From the entries that follow, pick out all lines holding "button".

— START —

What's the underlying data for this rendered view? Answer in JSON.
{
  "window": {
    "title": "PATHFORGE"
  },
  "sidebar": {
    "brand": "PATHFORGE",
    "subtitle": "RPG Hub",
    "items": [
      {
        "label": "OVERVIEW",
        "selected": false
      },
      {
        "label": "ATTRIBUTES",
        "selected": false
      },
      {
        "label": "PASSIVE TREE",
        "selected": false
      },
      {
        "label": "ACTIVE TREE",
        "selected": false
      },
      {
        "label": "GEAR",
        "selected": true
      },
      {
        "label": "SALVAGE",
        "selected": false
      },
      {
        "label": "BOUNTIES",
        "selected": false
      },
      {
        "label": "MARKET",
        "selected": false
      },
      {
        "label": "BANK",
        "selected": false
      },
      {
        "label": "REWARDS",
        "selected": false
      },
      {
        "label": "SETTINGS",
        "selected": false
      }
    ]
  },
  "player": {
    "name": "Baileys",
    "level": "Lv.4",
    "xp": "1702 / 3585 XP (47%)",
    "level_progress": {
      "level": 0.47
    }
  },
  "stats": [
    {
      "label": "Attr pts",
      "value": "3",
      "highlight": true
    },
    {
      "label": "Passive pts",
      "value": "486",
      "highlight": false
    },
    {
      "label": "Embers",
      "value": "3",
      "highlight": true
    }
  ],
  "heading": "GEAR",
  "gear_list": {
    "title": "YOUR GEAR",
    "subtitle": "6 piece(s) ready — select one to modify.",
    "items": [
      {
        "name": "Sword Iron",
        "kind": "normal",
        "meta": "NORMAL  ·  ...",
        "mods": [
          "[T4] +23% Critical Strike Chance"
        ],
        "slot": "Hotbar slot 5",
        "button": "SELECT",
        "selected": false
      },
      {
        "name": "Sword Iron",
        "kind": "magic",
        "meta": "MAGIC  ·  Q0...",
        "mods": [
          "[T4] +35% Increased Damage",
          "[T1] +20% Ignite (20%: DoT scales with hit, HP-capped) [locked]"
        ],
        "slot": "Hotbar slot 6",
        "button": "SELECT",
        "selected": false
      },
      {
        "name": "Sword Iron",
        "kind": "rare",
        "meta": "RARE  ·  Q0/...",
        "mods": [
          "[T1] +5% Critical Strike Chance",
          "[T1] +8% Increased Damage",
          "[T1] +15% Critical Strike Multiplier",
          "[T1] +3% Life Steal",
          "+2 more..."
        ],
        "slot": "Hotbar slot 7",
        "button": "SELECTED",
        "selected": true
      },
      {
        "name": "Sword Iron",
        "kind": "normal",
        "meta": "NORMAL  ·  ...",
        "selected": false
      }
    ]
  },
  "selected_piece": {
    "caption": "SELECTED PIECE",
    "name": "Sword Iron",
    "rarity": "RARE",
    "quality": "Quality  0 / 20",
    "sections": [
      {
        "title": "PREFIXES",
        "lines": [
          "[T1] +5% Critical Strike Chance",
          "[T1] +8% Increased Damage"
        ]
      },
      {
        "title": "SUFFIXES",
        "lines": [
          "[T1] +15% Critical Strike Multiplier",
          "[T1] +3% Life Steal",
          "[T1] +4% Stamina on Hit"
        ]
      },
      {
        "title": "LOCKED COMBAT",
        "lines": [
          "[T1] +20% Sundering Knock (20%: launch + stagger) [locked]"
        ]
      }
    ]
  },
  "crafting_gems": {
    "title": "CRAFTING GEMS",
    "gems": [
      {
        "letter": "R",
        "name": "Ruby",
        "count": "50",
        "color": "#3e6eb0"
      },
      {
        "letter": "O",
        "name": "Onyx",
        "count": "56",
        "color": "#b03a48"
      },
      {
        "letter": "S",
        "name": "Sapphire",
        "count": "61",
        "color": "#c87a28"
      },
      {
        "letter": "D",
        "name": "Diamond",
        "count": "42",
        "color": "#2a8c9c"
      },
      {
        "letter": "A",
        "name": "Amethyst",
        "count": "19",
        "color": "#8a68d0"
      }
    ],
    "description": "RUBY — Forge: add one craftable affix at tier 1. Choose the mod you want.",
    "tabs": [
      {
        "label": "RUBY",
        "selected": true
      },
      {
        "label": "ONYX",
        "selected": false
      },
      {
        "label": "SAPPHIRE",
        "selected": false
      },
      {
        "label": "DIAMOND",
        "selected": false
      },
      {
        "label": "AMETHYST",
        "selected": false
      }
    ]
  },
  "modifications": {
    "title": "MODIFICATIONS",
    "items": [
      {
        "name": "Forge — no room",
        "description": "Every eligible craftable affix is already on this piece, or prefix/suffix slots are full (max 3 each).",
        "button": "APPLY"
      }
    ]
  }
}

— END —

→ Reply
        "button": "SELECT",
        "button": "SELECT",
        "button": "SELECTED",
        "button": "APPLY"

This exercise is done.